[START OF INFORMATION PROVIDED]

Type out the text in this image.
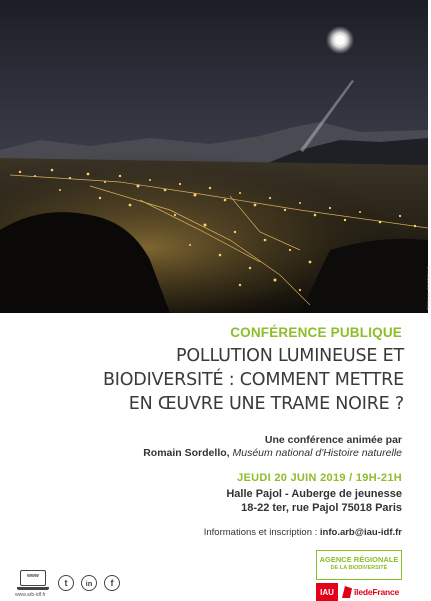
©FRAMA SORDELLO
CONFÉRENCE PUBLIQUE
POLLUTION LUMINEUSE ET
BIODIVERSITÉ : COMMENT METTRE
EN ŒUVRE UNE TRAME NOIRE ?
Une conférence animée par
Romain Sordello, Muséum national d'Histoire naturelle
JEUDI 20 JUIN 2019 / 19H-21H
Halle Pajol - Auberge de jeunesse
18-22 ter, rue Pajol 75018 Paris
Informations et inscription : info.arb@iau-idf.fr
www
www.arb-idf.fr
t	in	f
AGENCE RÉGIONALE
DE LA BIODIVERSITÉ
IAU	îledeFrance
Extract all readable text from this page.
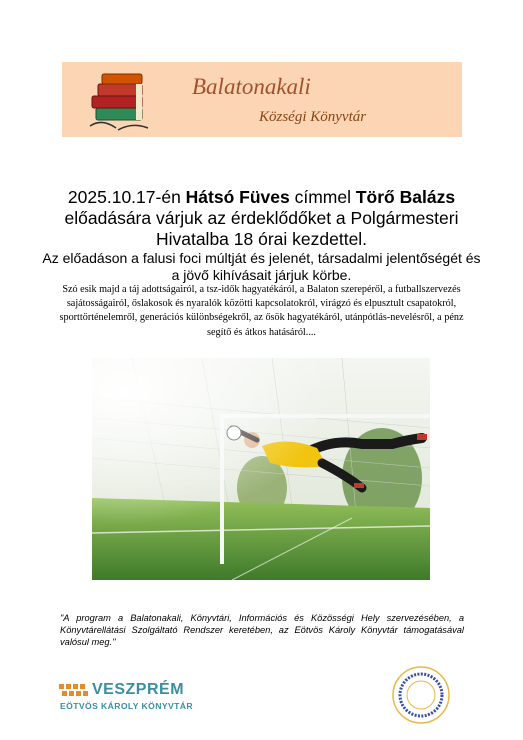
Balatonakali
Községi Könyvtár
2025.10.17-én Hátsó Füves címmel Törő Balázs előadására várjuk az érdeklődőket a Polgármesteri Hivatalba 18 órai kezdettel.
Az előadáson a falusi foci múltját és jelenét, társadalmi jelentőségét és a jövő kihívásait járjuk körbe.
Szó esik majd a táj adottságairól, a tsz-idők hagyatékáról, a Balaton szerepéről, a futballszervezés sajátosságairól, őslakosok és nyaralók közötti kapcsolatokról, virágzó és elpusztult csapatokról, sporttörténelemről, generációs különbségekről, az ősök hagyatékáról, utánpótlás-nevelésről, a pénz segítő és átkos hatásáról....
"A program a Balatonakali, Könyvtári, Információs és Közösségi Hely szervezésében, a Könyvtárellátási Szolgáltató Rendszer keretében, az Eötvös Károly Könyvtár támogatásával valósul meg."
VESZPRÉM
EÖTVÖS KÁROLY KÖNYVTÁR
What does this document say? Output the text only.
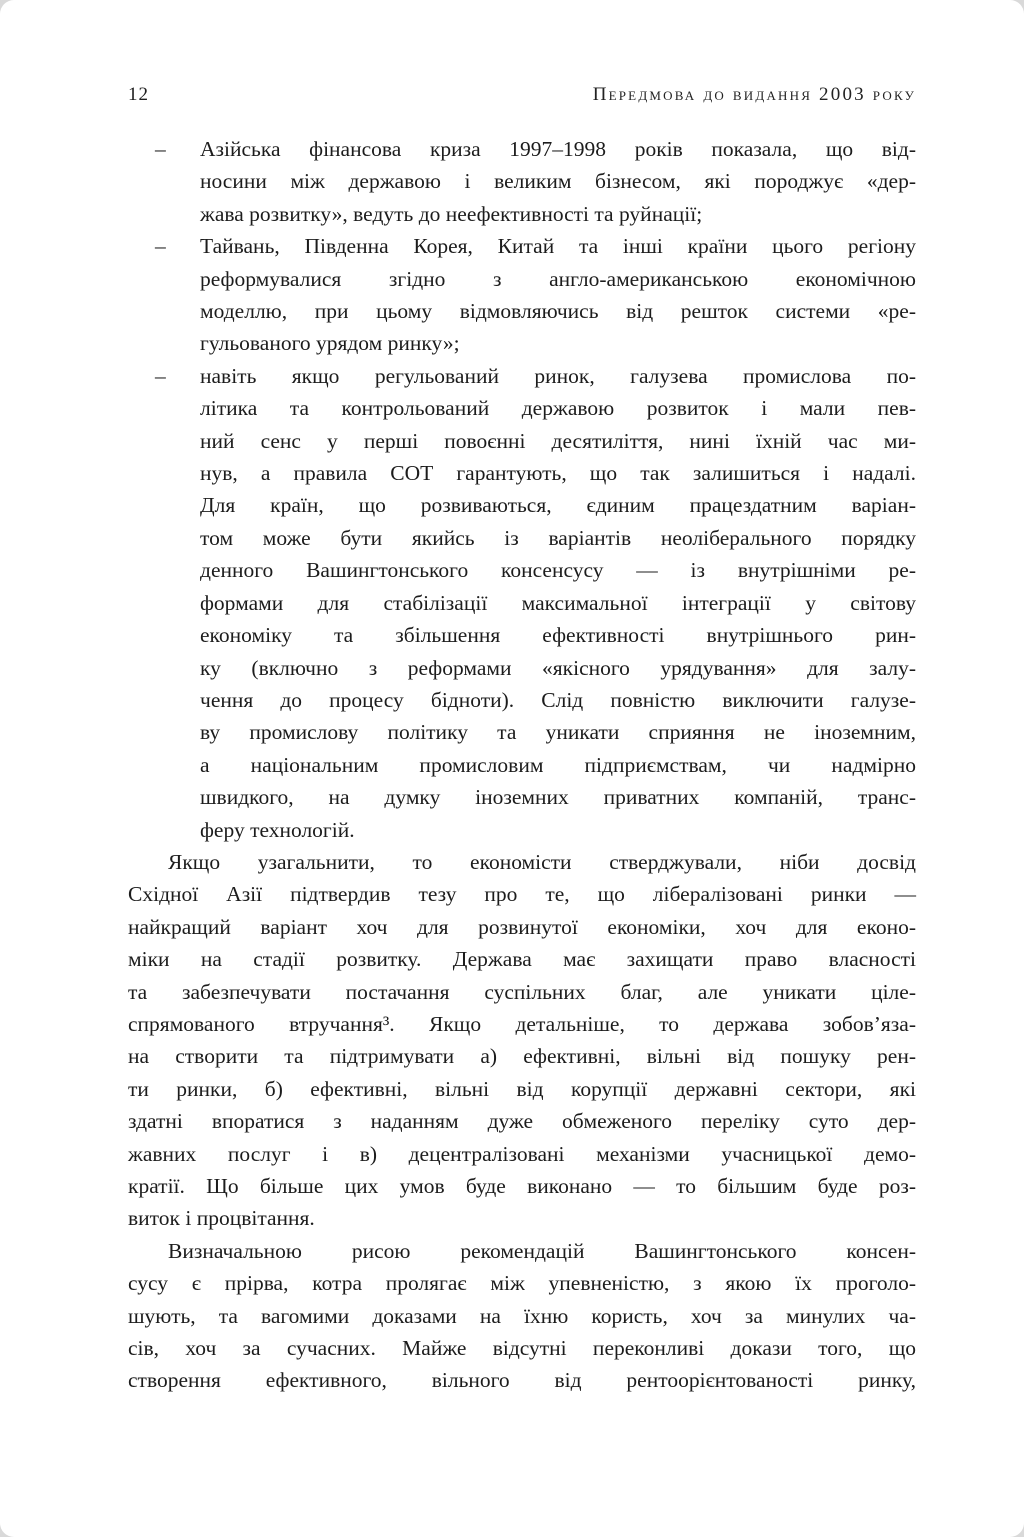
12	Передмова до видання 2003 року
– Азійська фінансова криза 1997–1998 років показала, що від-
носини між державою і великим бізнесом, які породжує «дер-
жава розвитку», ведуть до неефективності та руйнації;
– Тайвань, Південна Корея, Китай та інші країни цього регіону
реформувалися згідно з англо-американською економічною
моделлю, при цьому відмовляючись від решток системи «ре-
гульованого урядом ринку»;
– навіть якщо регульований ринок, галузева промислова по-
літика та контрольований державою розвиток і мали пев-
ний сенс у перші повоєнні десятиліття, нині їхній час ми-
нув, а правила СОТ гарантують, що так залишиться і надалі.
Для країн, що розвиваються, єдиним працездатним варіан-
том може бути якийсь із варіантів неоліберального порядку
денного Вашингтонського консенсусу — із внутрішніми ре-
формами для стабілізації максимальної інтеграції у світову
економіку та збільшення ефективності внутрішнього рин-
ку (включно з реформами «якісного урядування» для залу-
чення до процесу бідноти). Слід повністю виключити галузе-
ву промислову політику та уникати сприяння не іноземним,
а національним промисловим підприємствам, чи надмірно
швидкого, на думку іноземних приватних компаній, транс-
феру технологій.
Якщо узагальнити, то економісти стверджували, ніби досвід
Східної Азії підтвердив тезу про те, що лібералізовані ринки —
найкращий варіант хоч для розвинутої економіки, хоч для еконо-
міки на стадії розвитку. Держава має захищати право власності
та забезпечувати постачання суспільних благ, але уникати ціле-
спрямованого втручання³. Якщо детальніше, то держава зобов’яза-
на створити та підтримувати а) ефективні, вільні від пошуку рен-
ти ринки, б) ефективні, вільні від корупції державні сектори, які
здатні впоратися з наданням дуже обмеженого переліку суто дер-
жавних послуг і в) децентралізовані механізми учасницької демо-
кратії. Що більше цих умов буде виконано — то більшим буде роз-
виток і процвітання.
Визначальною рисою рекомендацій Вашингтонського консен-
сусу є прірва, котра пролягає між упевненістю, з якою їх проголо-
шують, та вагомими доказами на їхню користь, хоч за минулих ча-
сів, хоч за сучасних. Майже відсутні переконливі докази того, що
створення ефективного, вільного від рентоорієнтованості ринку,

[END OF INFORMATION PROVIDED]
[START OF INFORMATION PROVIDED]

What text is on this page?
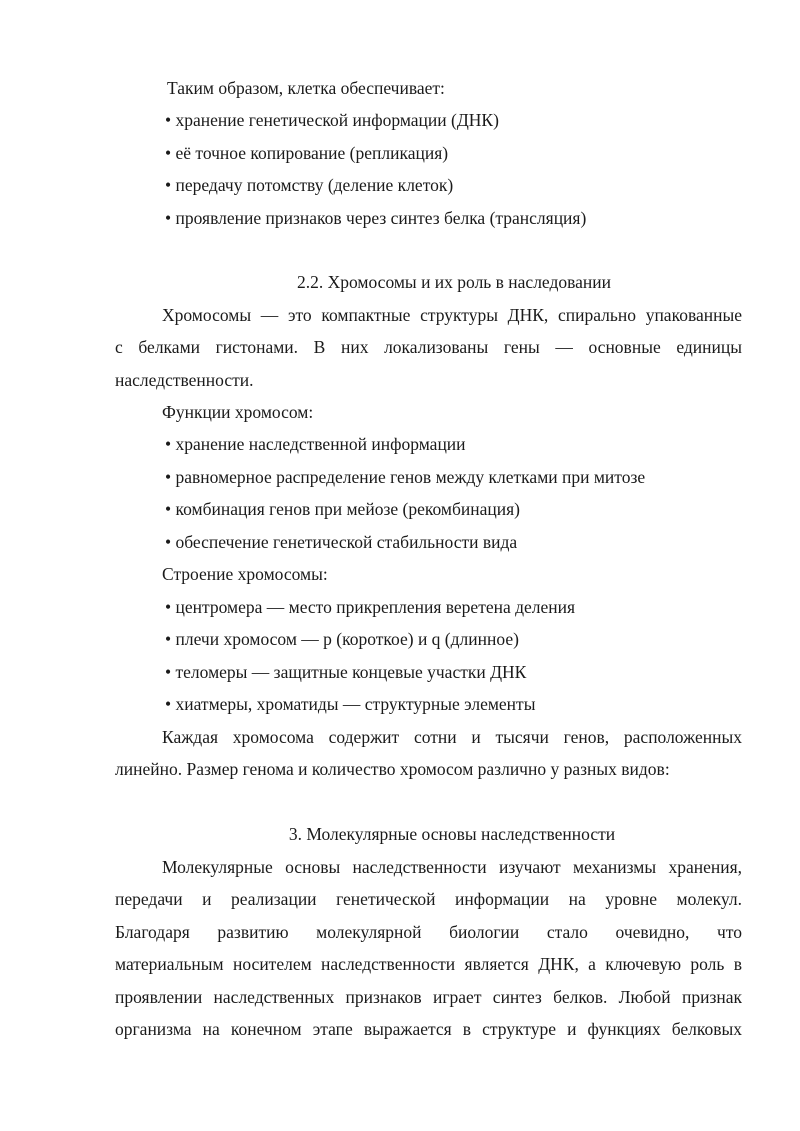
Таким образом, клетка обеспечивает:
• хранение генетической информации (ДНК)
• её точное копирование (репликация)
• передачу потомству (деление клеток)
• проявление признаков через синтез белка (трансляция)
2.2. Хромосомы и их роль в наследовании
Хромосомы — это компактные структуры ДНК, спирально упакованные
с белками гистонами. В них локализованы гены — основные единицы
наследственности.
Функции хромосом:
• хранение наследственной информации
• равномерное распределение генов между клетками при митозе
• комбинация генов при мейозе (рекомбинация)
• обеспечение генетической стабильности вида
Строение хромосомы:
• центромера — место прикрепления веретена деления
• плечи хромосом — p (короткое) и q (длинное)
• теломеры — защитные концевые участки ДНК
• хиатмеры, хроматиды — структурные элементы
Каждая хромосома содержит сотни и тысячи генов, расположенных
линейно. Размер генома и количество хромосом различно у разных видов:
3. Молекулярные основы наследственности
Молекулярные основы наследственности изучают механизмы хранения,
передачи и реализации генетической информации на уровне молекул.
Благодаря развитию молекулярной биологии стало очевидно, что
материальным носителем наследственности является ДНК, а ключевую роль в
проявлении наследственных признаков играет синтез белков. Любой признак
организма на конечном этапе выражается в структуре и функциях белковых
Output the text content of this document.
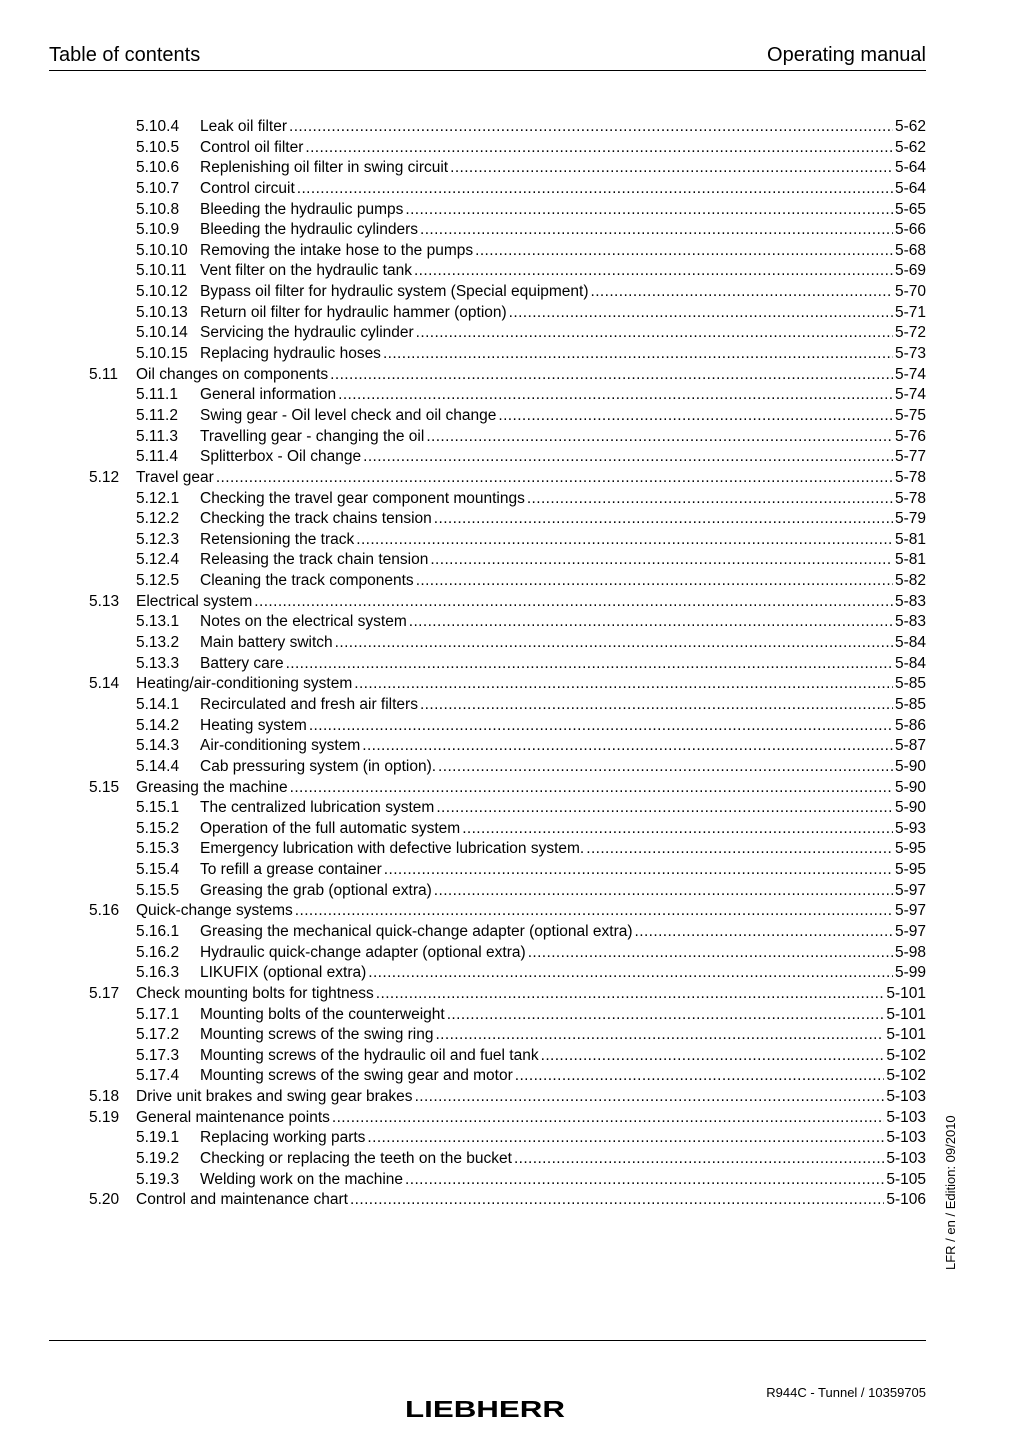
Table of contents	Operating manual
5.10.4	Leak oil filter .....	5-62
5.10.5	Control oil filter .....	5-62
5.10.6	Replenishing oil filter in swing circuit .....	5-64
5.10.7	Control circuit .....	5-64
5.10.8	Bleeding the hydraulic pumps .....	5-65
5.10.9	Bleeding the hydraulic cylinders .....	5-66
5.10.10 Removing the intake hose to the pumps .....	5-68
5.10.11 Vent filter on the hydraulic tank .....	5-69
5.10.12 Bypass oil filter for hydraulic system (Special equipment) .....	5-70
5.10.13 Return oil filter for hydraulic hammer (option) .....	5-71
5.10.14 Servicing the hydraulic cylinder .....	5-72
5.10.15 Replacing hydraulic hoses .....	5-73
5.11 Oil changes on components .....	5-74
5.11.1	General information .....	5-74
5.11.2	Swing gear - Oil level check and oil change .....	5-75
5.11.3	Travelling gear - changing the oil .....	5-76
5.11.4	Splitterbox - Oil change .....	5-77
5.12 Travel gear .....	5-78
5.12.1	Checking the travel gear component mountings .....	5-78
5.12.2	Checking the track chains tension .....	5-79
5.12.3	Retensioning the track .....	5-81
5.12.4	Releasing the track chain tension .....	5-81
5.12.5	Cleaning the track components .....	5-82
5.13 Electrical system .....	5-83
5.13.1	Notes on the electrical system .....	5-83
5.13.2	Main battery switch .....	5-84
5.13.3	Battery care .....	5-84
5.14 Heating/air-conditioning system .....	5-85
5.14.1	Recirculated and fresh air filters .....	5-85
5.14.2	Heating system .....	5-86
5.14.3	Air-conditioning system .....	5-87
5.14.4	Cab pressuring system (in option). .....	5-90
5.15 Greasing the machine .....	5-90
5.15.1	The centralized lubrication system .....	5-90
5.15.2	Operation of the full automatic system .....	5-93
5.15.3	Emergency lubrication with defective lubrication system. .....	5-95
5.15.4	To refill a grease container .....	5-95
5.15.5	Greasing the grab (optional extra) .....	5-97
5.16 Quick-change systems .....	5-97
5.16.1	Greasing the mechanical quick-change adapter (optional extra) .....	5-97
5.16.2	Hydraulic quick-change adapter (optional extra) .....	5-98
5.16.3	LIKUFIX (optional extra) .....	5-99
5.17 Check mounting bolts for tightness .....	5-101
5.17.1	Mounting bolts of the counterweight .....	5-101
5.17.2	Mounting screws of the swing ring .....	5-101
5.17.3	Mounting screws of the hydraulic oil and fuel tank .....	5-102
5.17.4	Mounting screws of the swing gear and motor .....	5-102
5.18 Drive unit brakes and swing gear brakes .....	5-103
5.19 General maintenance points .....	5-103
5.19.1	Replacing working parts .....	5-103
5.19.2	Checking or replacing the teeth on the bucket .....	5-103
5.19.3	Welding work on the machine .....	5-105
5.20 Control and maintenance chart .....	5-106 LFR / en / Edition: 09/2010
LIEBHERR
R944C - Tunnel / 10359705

[END OF INFORMATION PROVIDED]
[START OF INFORMATION PROVIDED]

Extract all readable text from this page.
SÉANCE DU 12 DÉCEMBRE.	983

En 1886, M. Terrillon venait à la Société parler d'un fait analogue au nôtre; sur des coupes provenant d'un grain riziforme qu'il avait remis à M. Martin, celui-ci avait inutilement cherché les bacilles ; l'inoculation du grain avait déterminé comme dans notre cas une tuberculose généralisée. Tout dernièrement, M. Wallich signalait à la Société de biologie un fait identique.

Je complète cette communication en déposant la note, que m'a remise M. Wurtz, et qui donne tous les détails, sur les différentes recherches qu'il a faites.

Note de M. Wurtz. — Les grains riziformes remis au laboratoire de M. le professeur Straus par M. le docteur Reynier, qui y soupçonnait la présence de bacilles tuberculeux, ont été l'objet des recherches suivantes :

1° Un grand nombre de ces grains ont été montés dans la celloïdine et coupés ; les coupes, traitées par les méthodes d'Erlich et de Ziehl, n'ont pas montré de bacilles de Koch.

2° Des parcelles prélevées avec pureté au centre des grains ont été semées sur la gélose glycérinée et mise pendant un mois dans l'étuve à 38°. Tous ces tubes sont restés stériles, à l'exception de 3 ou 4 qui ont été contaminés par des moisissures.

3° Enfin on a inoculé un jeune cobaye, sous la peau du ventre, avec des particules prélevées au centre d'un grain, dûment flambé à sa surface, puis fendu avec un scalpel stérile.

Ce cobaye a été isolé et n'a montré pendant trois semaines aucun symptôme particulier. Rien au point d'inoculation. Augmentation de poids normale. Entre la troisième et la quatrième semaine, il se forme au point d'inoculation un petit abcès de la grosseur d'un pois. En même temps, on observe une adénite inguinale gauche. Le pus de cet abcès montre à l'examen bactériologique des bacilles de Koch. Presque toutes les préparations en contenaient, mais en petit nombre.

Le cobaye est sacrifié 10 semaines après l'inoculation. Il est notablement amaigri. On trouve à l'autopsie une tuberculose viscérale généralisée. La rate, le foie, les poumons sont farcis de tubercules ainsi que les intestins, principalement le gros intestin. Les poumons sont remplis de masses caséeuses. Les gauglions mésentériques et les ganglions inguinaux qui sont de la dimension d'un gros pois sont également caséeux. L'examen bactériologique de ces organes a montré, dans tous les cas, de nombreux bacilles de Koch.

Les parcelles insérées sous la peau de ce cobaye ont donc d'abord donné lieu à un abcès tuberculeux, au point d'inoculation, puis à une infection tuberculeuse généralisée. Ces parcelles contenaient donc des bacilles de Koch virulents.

[END OF INFORMATION PROVIDED]

### WRITTEN EXERCISE
Find out how many lines in the listing contain the string "recherches". Give the number alone.

### RESULT BELOW
2